GIVEN EXERCISE:
Examine each line of the data. Copy those that contain the string "screenshot".

━━━ ENTRIES PROVIDED ━━━

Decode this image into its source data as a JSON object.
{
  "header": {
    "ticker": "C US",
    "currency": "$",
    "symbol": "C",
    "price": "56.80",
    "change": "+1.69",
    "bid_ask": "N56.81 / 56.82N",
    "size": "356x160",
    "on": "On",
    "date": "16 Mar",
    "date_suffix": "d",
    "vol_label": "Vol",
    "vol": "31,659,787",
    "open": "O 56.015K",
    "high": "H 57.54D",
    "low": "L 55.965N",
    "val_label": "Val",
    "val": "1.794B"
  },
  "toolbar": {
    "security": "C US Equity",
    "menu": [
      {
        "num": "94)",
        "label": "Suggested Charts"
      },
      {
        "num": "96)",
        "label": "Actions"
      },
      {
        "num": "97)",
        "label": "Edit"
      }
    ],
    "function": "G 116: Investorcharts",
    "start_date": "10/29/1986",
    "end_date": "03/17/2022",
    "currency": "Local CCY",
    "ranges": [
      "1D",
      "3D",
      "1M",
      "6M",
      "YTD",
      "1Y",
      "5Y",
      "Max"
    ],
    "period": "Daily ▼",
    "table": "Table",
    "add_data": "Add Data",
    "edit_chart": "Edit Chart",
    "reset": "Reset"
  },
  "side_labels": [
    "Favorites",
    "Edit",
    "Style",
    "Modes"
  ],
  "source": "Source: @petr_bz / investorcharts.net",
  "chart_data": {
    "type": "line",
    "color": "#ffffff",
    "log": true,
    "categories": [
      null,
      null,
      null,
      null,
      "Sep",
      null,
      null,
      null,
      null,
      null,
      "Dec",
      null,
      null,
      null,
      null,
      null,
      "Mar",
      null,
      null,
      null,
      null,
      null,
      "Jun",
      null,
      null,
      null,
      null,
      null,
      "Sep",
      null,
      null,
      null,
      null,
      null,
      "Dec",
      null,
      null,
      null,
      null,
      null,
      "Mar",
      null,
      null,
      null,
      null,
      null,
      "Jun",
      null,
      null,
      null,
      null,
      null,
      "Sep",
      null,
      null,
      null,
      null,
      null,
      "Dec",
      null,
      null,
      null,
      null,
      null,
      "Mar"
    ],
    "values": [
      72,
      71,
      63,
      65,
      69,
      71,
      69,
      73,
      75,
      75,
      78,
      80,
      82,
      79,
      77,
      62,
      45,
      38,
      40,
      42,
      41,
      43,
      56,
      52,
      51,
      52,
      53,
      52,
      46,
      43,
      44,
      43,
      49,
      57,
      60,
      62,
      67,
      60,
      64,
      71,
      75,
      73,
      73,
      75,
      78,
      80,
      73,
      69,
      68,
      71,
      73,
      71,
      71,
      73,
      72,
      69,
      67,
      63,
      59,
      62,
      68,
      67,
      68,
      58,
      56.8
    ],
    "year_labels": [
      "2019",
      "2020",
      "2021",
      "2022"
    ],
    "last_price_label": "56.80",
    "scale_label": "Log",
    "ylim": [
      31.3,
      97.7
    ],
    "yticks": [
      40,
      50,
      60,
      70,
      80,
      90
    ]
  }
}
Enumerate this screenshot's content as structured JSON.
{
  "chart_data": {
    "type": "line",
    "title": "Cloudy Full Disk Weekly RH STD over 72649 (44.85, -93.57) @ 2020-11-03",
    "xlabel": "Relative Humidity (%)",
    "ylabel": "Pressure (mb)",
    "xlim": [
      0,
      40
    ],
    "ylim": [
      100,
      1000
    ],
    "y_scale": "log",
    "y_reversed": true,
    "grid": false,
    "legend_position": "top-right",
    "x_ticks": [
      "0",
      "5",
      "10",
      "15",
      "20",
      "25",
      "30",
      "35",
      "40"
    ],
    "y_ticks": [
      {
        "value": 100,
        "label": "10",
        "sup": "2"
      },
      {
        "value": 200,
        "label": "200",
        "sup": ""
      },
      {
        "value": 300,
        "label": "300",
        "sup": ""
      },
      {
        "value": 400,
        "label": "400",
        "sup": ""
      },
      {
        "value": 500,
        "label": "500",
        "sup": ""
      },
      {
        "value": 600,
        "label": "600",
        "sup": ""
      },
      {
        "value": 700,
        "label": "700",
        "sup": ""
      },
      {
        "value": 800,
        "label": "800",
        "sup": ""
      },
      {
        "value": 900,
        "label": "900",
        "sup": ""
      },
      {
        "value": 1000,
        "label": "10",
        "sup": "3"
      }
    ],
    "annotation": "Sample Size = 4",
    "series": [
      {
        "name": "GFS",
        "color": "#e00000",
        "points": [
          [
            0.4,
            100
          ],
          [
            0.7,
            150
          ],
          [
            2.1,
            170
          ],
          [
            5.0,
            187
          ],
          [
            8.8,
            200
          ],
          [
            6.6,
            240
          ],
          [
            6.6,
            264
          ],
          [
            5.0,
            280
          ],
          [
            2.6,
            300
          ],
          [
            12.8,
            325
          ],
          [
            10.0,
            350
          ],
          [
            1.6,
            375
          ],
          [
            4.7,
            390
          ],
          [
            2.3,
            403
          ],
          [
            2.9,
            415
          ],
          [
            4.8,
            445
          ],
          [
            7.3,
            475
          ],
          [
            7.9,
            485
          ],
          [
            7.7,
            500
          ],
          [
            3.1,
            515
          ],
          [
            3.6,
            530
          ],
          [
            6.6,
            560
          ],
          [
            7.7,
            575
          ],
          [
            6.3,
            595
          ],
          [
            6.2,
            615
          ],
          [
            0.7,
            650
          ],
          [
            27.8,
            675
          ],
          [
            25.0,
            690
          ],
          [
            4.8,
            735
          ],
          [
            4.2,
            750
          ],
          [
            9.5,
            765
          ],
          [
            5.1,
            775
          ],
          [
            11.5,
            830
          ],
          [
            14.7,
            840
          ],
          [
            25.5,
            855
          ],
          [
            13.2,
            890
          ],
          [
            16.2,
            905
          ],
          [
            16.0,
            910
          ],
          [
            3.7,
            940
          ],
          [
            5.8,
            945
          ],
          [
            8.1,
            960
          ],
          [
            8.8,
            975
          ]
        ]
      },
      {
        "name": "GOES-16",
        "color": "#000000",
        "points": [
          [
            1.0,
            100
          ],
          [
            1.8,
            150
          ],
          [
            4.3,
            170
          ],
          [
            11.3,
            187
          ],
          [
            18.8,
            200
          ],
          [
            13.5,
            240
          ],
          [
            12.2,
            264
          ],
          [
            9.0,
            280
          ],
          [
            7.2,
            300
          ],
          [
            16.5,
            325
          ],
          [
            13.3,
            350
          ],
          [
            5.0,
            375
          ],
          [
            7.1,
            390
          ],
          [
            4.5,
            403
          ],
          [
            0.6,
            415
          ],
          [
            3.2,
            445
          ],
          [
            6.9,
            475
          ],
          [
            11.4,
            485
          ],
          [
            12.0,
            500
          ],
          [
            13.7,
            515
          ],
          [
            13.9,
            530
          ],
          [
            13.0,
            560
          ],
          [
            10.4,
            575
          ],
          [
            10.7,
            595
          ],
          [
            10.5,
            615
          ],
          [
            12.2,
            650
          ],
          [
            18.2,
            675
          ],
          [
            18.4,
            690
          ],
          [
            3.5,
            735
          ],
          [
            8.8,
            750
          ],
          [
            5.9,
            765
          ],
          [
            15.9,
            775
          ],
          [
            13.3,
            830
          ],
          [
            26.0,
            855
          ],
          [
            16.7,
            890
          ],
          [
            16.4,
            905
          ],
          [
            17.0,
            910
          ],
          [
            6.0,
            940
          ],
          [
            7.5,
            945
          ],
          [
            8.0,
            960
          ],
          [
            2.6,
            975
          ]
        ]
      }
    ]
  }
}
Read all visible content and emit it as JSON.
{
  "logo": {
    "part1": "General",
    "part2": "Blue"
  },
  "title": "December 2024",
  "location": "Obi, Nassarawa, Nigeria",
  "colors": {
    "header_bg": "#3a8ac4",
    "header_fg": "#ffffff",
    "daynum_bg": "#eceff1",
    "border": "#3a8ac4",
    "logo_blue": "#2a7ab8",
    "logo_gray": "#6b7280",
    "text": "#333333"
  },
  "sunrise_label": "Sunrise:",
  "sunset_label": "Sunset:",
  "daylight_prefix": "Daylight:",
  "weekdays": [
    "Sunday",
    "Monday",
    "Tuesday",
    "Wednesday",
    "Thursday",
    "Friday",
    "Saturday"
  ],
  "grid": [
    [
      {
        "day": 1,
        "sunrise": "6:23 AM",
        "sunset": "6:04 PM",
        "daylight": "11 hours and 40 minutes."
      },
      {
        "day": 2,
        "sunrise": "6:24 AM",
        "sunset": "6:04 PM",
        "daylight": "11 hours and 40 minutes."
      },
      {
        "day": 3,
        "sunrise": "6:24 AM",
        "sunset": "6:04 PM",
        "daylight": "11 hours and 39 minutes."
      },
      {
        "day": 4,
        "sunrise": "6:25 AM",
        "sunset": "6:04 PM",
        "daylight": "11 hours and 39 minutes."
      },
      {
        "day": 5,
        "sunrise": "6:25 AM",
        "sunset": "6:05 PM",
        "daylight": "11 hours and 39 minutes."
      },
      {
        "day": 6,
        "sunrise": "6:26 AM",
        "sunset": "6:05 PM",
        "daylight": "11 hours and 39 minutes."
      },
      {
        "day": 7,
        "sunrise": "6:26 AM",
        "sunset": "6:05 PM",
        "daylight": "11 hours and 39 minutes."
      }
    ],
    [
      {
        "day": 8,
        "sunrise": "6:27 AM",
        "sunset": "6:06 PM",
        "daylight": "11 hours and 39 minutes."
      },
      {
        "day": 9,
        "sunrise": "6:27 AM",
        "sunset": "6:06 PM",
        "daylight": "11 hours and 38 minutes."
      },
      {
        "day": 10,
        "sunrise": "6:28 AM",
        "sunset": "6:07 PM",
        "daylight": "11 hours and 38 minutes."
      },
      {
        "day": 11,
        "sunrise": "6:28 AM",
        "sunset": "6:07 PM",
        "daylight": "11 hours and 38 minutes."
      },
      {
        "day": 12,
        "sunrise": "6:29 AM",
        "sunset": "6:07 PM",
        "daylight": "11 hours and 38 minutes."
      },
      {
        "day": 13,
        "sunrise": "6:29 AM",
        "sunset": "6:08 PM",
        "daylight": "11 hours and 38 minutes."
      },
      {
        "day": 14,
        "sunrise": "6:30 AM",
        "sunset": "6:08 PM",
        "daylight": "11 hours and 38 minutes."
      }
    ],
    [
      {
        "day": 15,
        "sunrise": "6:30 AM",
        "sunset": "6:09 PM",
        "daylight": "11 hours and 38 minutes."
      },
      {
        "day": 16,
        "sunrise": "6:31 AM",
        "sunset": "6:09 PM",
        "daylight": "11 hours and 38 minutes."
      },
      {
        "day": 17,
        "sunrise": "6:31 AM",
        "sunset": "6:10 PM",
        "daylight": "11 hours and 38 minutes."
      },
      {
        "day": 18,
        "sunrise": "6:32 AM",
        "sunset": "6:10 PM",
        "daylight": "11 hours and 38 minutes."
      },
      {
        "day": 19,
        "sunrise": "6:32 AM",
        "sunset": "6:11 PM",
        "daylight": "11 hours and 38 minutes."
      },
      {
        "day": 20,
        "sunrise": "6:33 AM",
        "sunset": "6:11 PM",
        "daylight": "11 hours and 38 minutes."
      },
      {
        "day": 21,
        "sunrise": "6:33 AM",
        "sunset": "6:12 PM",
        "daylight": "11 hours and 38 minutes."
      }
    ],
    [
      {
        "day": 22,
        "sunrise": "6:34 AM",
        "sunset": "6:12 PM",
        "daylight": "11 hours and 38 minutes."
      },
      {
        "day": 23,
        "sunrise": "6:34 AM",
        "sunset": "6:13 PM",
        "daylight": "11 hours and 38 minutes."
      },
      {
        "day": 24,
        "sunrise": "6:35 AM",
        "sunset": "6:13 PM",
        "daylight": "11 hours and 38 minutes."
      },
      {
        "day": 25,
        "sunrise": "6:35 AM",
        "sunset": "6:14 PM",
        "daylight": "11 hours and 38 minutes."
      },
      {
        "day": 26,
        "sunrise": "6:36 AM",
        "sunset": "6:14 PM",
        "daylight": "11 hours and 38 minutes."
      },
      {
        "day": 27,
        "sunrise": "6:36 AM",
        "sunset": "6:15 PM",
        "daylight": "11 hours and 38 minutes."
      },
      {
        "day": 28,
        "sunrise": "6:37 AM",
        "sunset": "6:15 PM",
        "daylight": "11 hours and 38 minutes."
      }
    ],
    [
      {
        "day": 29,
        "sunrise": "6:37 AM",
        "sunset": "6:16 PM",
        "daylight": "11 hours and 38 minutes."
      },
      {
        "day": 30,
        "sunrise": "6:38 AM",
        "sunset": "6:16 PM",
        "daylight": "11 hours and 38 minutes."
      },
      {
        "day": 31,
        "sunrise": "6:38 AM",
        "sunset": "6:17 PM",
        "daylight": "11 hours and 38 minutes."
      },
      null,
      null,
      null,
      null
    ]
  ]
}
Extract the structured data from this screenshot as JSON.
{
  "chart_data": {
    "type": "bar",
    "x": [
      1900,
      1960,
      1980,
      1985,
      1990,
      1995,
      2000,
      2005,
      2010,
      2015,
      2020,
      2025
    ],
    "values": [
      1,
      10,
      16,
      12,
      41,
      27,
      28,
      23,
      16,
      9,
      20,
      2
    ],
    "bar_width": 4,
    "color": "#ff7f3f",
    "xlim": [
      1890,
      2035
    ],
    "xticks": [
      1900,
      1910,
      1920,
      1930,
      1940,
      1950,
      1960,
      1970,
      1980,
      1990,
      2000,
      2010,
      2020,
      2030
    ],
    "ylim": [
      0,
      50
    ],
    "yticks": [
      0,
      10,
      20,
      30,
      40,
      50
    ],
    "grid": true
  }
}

━━━

EXPECTED ANSWER:
Enumerate this screenshot's content as structured JSON.
Extract the structured data from this screenshot as JSON.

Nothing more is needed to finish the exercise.